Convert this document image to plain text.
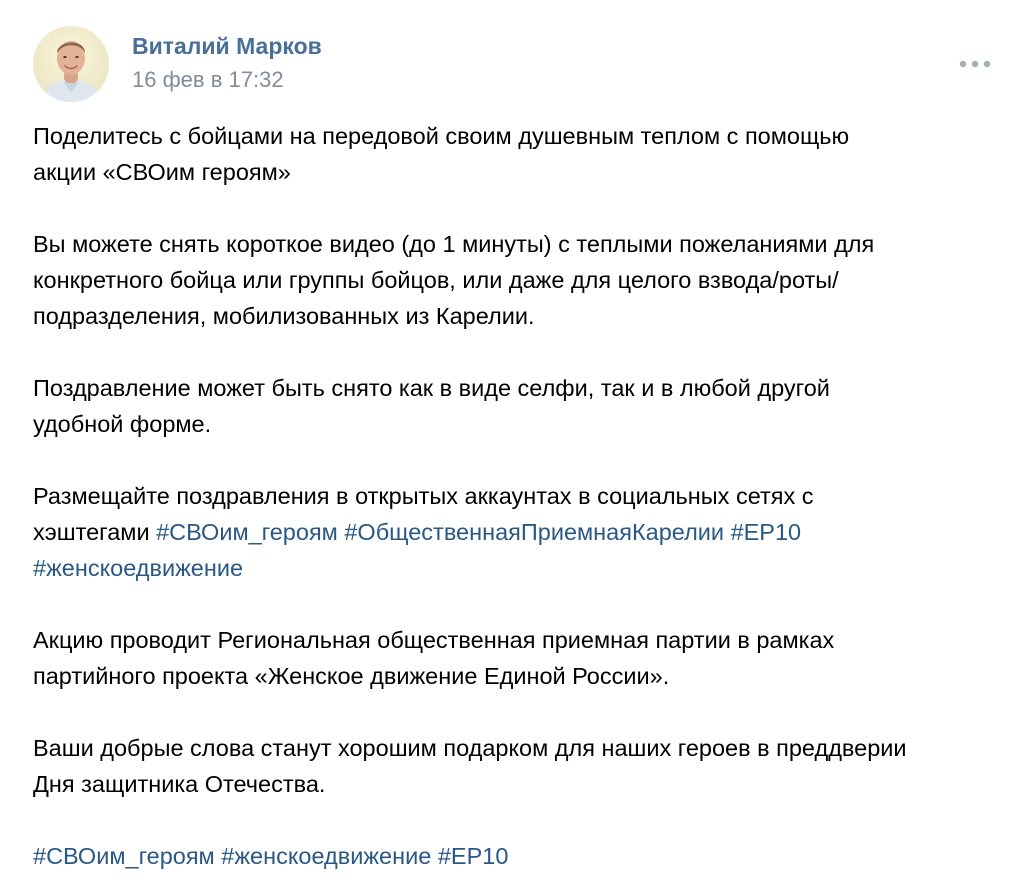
Виталий Марков
16 фев в 17:32
Поделитесь с бойцами на передовой своим душевным теплом с помощью
акции «СВОим героям»
Вы можете снять короткое видео (до 1 минуты) с теплыми пожеланиями для
конкретного бойца или группы бойцов, или даже для целого взвода/роты/
подразделения, мобилизованных из Карелии.
Поздравление может быть снято как в виде селфи, так и в любой другой
удобной форме.
Размещайте поздравления в открытых аккаунтах в социальных сетях с
хэштегами #СВОим_героям #ОбщественнаяПриемнаяКарелии #ЕР10
#женскоедвижение
Акцию проводит Региональная общественная приемная партии в рамках
партийного проекта «Женское движение Единой России».
Ваши добрые слова станут хорошим подарком для наших героев в преддверии
Дня защитника Отечества.
#СВОим_героям #женскоедвижение #ЕР10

::::

What is asked: Omit the pictures and give the material again, exactly and in full.

Exercise output:
Convert this document image to plain text.
Виталий Марков
16 фев в 17:32
Поделитесь с бойцами на передовой своим душевным теплом с помощью
акции «СВОим героям»
Вы можете снять короткое видео (до 1 минуты) с теплыми пожеланиями для
конкретного бойца или группы бойцов, или даже для целого взвода/роты/
подразделения, мобилизованных из Карелии.
Поздравление может быть снято как в виде селфи, так и в любой другой
удобной форме.
Размещайте поздравления в открытых аккаунтах в социальных сетях с
хэштегами #СВОим_героям #ОбщественнаяПриемнаяКарелии #ЕР10
#женскоедвижение
Акцию проводит Региональная общественная приемная партии в рамках
партийного проекта «Женское движение Единой России».
Ваши добрые слова станут хорошим подарком для наших героев в преддверии
Дня защитника Отечества.
#СВОим_героям #женскоедвижение #ЕР10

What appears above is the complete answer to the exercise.